TEXT BLOCK.
--- BEGIN ---

This is pretty much just copy/pasted from their CSV file into my text editor.  

A small, but important point to notice here.  I wanted the first column ("Location") to be a comma-separated Lat/Long pair.  The easiest way to convert from a CSV file (where Lat and Long were in different columns) into a TSV file was to import everything into a spreadsheet, then write a small converter function that would concatenate the Lat + "," + Long into a single cell.  Then, save everything as a TAB-separated file (TSV).  That makes column one into a handy lat/long pair (like the first one:  42.74, -73.81 is the lat/long for Albany NY).  I also wrote an sum column at the end (that is, =SUM(A2:A26) which would add up all the snowfalls for the entire period), so the last column is total snowfall.  

Once I have this file, I can create a map of the total snowfall.

--- END ---

INFORMATION SUPPLIED.
--- BEGIN ---

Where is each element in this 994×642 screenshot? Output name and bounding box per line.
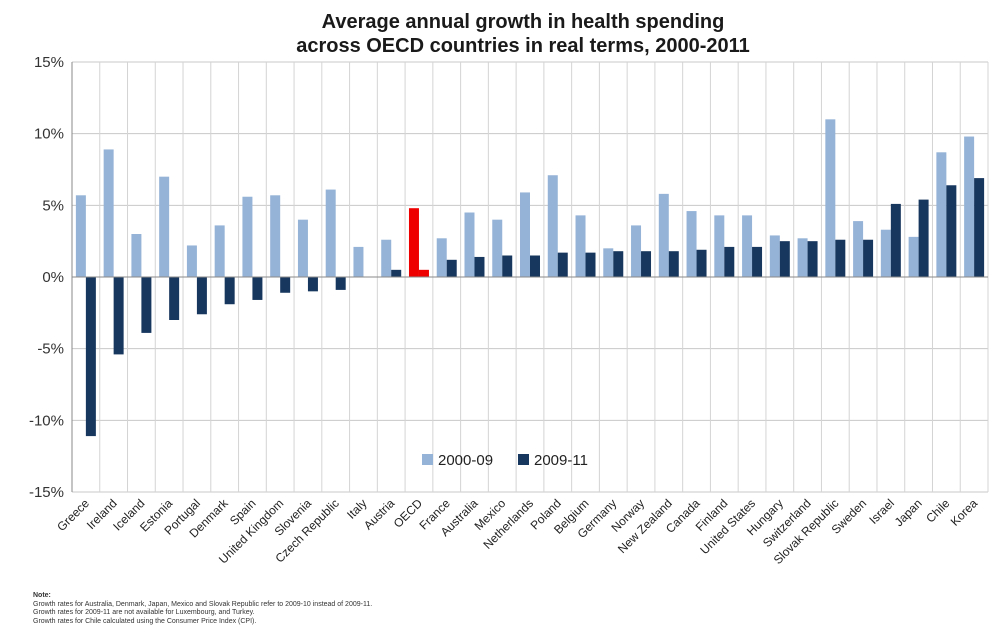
bar xyxy=(502,255,513,277)
bars xyxy=(75,119,985,437)
bar xyxy=(196,277,207,315)
bar xyxy=(835,239,846,277)
bar xyxy=(974,178,985,277)
bar xyxy=(825,119,836,277)
y-tick-label: -15% xyxy=(29,484,64,501)
bar xyxy=(131,234,142,277)
bar xyxy=(214,225,225,277)
chart-title-line-2: across OECD countries in real terms, 200… xyxy=(296,35,750,57)
bar xyxy=(169,277,180,320)
y-tick-label: 15% xyxy=(34,54,64,71)
bar xyxy=(186,245,197,277)
y-tick-label: 5% xyxy=(42,197,64,214)
bar xyxy=(520,192,530,277)
bar xyxy=(641,251,652,277)
note-line-1: Growth rates for Australia, Denmark, Jap… xyxy=(33,600,373,608)
bar xyxy=(585,252,596,277)
bar xyxy=(159,176,170,277)
bar xyxy=(85,277,96,437)
bar xyxy=(297,219,308,277)
bar xyxy=(270,195,281,277)
x-tick-label: Korea xyxy=(948,496,981,529)
note-line-2: Growth rates for 2009-11 are not availab… xyxy=(33,609,255,616)
chart-title: Average annual growth in health spending… xyxy=(296,11,750,57)
bar xyxy=(418,269,429,277)
bar-chart: 15%10%5%0%-5%-10%-15%GreeceIrelandIcelan… xyxy=(29,11,989,567)
bar xyxy=(779,241,790,277)
bar xyxy=(492,219,503,277)
bar xyxy=(353,246,364,277)
bar xyxy=(686,211,697,277)
bar xyxy=(918,199,929,277)
bar xyxy=(575,215,586,277)
bar xyxy=(446,259,457,277)
legend-label: 2000-09 xyxy=(438,452,493,469)
bar xyxy=(141,277,152,333)
bar xyxy=(908,236,919,277)
bar xyxy=(863,239,874,277)
bar xyxy=(113,277,124,355)
bar xyxy=(603,248,614,277)
legend-label: 2009-11 xyxy=(534,452,588,469)
note-line-3: Growth rates for Chile calculated using … xyxy=(33,617,257,625)
x-tick-label: Chile xyxy=(923,496,952,525)
bar xyxy=(280,277,291,293)
bar xyxy=(464,212,475,277)
bar xyxy=(224,277,235,305)
bar xyxy=(724,246,735,277)
x-tick-label: Austria xyxy=(361,496,398,533)
legend-swatch xyxy=(518,454,529,465)
x-tick-label: Israel xyxy=(866,496,897,527)
bar xyxy=(964,136,975,277)
bar xyxy=(714,215,725,277)
legend-swatch xyxy=(422,454,433,465)
bar xyxy=(557,252,568,277)
bar xyxy=(631,225,642,277)
bar xyxy=(890,203,901,277)
bar xyxy=(242,196,253,277)
x-tick-label: Japan xyxy=(892,496,925,529)
bar xyxy=(769,235,780,277)
bar xyxy=(530,255,540,277)
bar xyxy=(807,241,818,277)
bar xyxy=(613,251,624,277)
bar xyxy=(658,193,669,277)
bar xyxy=(668,251,679,277)
legend: 2000-09 2009-11 xyxy=(422,452,588,469)
bar xyxy=(752,246,763,277)
y-tick-label: -10% xyxy=(29,412,64,429)
chart-notes: Note: Growth rates for Australia, Denmar… xyxy=(33,592,733,626)
bar xyxy=(946,185,957,277)
bar xyxy=(103,149,114,277)
bar xyxy=(936,152,947,277)
bar xyxy=(75,195,86,277)
bar xyxy=(381,239,392,277)
bar xyxy=(853,221,864,277)
bar xyxy=(408,208,419,277)
bar xyxy=(880,229,891,277)
bar xyxy=(696,249,707,277)
bar xyxy=(436,238,447,277)
x-tick-label: Greece xyxy=(54,496,92,534)
chart-title-line-1: Average annual growth in health spending xyxy=(322,11,725,33)
bar xyxy=(391,269,402,277)
bar xyxy=(797,238,808,277)
y-tick-label: -5% xyxy=(37,341,64,358)
y-tick-label: 0% xyxy=(42,269,64,286)
y-tick-label: 10% xyxy=(34,126,64,143)
bar xyxy=(474,256,485,277)
bar xyxy=(307,277,318,292)
bar xyxy=(325,189,336,277)
bar xyxy=(742,215,753,277)
bar xyxy=(547,175,558,277)
bar xyxy=(335,277,346,290)
bar xyxy=(252,277,263,300)
notes-heading: Note: xyxy=(33,592,51,599)
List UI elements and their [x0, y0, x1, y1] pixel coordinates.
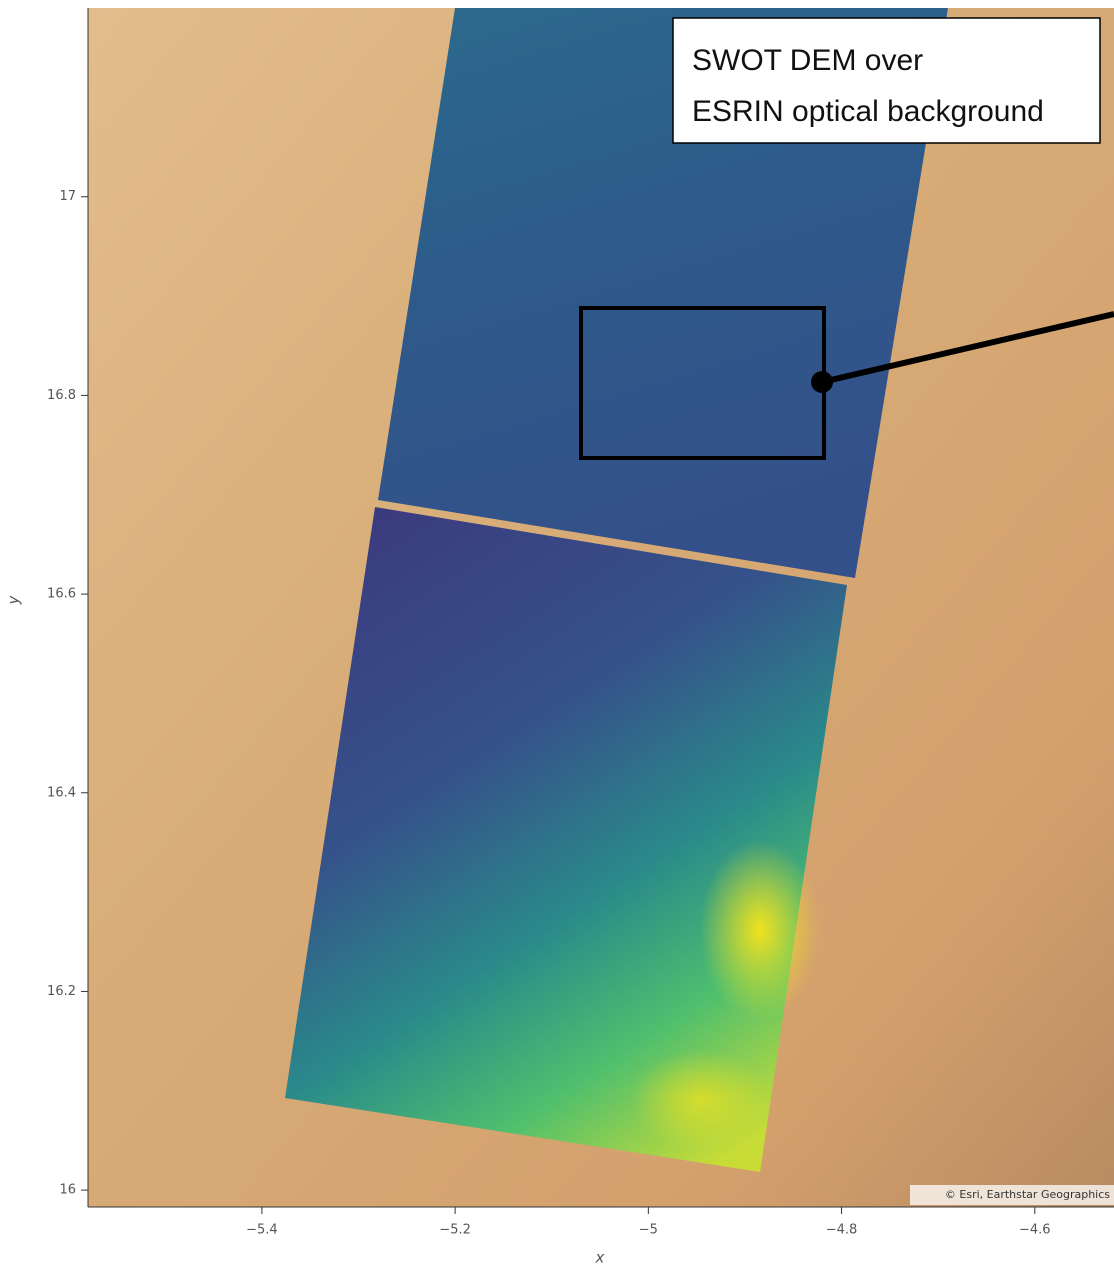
high-elevation	[630, 1050, 770, 1150]
plot-area: SWOT DEM over ESRIN optical background ©…	[88, 8, 1114, 1207]
x-tick-label: −4.6	[1019, 1223, 1051, 1238]
y-axis-label: y	[5, 594, 23, 605]
y-tick-label: 17	[59, 189, 76, 204]
y-tick-label: 16.8	[47, 388, 76, 403]
y-tick-label: 16.2	[47, 984, 76, 999]
y-tick-label: 16	[59, 1183, 76, 1198]
y-tick-label: 16.6	[47, 587, 76, 602]
callout-dot	[811, 371, 833, 393]
x-tick-label: −5	[639, 1223, 658, 1238]
x-tick-label: −4.8	[826, 1223, 858, 1238]
attribution: © Esri, Earthstar Geographics	[945, 1188, 1110, 1201]
x-tick-label: −5.2	[439, 1223, 471, 1238]
annotation-line: SWOT DEM over	[692, 44, 923, 77]
y-tick-label: 16.4	[47, 785, 76, 800]
swath-lower	[285, 507, 847, 1172]
x-axis-label: x	[595, 1249, 605, 1267]
x-tick-label: −5.4	[246, 1223, 278, 1238]
annotation-line: ESRIN optical background	[692, 95, 1044, 128]
map-chart: SWOT DEM over ESRIN optical background ©…	[0, 0, 1114, 1267]
high-elevation	[700, 840, 820, 1020]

--- END ---

THE TASKS.
1. Answer these questions from the text on converting snowfall data:
(a) What did the writer want the first column ("Location") to hold?
(b) Which place do the coordinates 42.74, -73.81 identify?
(c) What does the last column of the file contain?
2. Rewrite the paragraph of the text on converting snowfall data that begins "A small, but important point" as a short list of steps.
3. Continue the text on converting snowfall data from its last sentence.

SET OF ANSWERS.
1.
(a) A comma-separated Lat/Long pair.
(b) Albany NY.
(c) Total snowfall.

2.
- Import the CSV file, which has Lat and Long in separate columns, into a spreadsheet.
- Write a small converter function that joins Lat + "," + Long into a single cell, so the first column ("Location") becomes a lat/long pair (for example, 42.74, -73.81 for Albany NY).
- Add a sum column at the end, such as =SUM(A2:A26), so that the last column is total snowfall.
- Save everything as a TAB-separated file (TSV).

3.
I did the obvious search:  

     [ heat map tool ] 

and found the OpenHeatMap site.  It's really very easy to use--just upload your data, and you can make this map (showing the location of each of the snowfall summary rows, distributed on the map by the lat/long in column 1).  


Figure 1.  A choropleth map of NY state cumulative snowfall, first 2 weeks of November, 2014. Data from NOAA.

Strictly speaking, this is NOT a heat map (they admit as much on their website).  A heat map is a visualization of a matrix where each point in the array is color-coded.  

This figure above is actually a choropleth map.  Say that 5 times fast to get it firmly lodged in your brain.  Here's the difference:  A heat map is a colorized regular grid.  A choropleth map is a colorized symbol (like the circles above) or a symbolic element (such as a state in a colored state map) where the size or color indicate the variable value.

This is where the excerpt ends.